* START *
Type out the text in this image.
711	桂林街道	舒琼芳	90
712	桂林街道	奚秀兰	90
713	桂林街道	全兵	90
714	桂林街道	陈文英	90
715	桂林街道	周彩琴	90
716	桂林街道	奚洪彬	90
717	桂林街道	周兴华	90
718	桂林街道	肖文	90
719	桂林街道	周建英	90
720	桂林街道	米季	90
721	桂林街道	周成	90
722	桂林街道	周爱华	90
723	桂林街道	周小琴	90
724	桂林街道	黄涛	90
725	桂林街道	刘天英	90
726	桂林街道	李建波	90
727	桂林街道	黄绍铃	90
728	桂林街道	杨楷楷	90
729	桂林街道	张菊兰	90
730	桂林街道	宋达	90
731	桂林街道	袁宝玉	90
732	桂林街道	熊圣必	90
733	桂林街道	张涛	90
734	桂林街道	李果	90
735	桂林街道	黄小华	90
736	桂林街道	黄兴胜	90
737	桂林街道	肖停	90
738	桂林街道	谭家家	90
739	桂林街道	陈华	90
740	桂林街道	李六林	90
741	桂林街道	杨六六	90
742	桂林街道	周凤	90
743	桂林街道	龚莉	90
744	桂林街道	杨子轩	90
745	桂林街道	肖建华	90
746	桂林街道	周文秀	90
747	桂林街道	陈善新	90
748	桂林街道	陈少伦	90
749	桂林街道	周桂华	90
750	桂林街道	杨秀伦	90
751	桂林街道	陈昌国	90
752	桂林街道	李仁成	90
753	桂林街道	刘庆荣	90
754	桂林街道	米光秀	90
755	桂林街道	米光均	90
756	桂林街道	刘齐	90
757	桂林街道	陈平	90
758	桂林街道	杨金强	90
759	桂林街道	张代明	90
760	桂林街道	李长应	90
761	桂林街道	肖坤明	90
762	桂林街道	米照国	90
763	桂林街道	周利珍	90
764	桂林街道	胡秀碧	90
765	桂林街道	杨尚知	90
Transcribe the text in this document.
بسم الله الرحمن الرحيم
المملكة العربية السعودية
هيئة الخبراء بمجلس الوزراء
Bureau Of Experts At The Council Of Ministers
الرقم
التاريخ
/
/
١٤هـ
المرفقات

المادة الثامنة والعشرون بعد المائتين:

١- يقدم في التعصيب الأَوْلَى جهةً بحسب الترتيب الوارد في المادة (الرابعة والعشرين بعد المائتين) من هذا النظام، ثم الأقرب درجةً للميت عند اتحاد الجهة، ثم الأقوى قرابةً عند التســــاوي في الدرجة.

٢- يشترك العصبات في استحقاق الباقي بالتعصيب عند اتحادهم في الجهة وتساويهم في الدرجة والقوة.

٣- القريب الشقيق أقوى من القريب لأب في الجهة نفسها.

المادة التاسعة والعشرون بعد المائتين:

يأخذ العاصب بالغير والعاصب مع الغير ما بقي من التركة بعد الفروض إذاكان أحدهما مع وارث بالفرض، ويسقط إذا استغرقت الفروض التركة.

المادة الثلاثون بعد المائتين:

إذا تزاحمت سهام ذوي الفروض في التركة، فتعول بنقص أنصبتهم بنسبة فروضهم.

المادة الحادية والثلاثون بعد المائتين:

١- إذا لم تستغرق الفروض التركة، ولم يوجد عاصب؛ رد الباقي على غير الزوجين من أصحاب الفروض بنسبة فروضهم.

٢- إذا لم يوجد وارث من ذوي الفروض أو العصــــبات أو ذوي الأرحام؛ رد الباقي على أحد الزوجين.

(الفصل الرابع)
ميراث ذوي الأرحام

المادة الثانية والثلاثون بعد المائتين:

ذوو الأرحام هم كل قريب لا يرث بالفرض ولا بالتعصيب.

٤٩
* END *
In the listing above, find the line containing "Transcribe the text in this document.", then reproduce it and each line after it through the end, exactly and with nothing added.

Transcribe the text in this document.
بسم الله الرحمن الرحيم
المملكة العربية السعودية
هيئة الخبراء بمجلس الوزراء
Bureau Of Experts At The Council Of Ministers
الرقم
التاريخ
/
/
١٤هـ
المرفقات

المادة الثامنة والعشرون بعد المائتين:

١- يقدم في التعصيب الأَوْلَى جهةً بحسب الترتيب الوارد في المادة (الرابعة والعشرين بعد المائتين) من هذا النظام، ثم الأقرب درجةً للميت عند اتحاد الجهة، ثم الأقوى قرابةً عند التســــاوي في الدرجة.

٢- يشترك العصبات في استحقاق الباقي بالتعصيب عند اتحادهم في الجهة وتساويهم في الدرجة والقوة.

٣- القريب الشقيق أقوى من القريب لأب في الجهة نفسها.

المادة التاسعة والعشرون بعد المائتين:

يأخذ العاصب بالغير والعاصب مع الغير ما بقي من التركة بعد الفروض إذاكان أحدهما مع وارث بالفرض، ويسقط إذا استغرقت الفروض التركة.

المادة الثلاثون بعد المائتين:

إذا تزاحمت سهام ذوي الفروض في التركة، فتعول بنقص أنصبتهم بنسبة فروضهم.

المادة الحادية والثلاثون بعد المائتين:

١- إذا لم تستغرق الفروض التركة، ولم يوجد عاصب؛ رد الباقي على غير الزوجين من أصحاب الفروض بنسبة فروضهم.

٢- إذا لم يوجد وارث من ذوي الفروض أو العصــــبات أو ذوي الأرحام؛ رد الباقي على أحد الزوجين.

(الفصل الرابع)
ميراث ذوي الأرحام

المادة الثانية والثلاثون بعد المائتين:

ذوو الأرحام هم كل قريب لا يرث بالفرض ولا بالتعصيب.

٤٩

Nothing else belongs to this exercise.